(Objective): Select and copy out every line in the records containing "screenshot".

◇ ◇ ◇ ◇

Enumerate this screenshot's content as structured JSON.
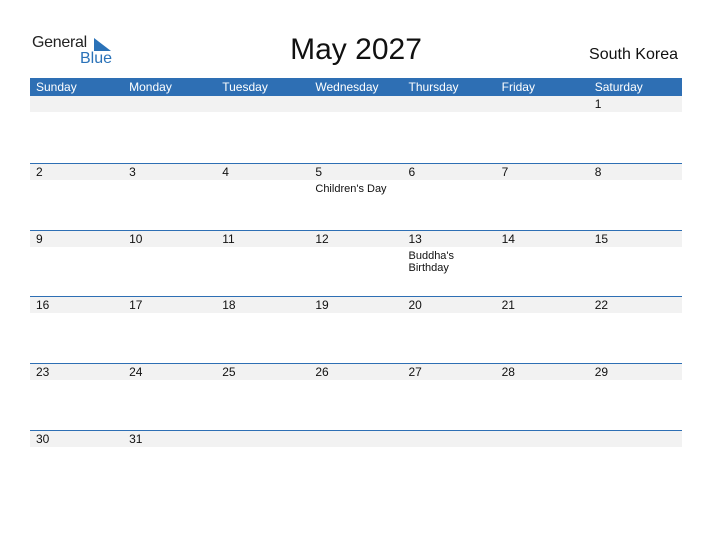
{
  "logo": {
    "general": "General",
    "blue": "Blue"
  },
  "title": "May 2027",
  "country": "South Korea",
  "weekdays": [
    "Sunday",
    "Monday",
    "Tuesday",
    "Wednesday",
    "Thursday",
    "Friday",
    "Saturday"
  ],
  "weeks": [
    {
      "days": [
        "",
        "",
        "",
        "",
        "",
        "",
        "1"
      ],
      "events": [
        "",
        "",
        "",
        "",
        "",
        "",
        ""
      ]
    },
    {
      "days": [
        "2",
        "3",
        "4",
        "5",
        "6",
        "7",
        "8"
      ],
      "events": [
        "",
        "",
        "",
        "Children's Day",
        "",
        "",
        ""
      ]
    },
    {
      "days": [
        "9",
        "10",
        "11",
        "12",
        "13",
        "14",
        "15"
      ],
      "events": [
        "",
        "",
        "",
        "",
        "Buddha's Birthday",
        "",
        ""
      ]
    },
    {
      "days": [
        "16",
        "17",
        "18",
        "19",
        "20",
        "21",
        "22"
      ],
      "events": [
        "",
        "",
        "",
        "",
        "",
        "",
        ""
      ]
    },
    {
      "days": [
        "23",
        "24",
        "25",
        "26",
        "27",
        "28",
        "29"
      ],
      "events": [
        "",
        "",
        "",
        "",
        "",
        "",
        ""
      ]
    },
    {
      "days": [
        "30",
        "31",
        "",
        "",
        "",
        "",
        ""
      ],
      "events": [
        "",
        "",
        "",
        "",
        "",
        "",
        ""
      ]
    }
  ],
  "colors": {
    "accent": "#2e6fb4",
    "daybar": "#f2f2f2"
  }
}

◇ ◇ ◇ ◇

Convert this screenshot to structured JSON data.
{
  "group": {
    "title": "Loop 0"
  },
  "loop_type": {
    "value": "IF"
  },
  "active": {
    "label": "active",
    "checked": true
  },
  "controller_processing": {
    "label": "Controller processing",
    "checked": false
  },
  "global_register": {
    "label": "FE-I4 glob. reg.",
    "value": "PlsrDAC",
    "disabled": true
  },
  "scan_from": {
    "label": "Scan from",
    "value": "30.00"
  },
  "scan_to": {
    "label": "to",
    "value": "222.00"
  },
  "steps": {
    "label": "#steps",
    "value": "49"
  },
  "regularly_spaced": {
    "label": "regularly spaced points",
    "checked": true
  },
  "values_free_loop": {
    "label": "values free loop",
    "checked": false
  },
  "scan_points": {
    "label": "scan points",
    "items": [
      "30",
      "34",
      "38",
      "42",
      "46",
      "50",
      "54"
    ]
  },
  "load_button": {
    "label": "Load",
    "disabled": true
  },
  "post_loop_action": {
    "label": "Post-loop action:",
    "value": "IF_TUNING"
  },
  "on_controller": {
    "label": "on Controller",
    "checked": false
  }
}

◇ ◇ ◇ ◇

(The result):
Enumerate this screenshot's content as structured JSON.
Convert this screenshot to structured JSON data.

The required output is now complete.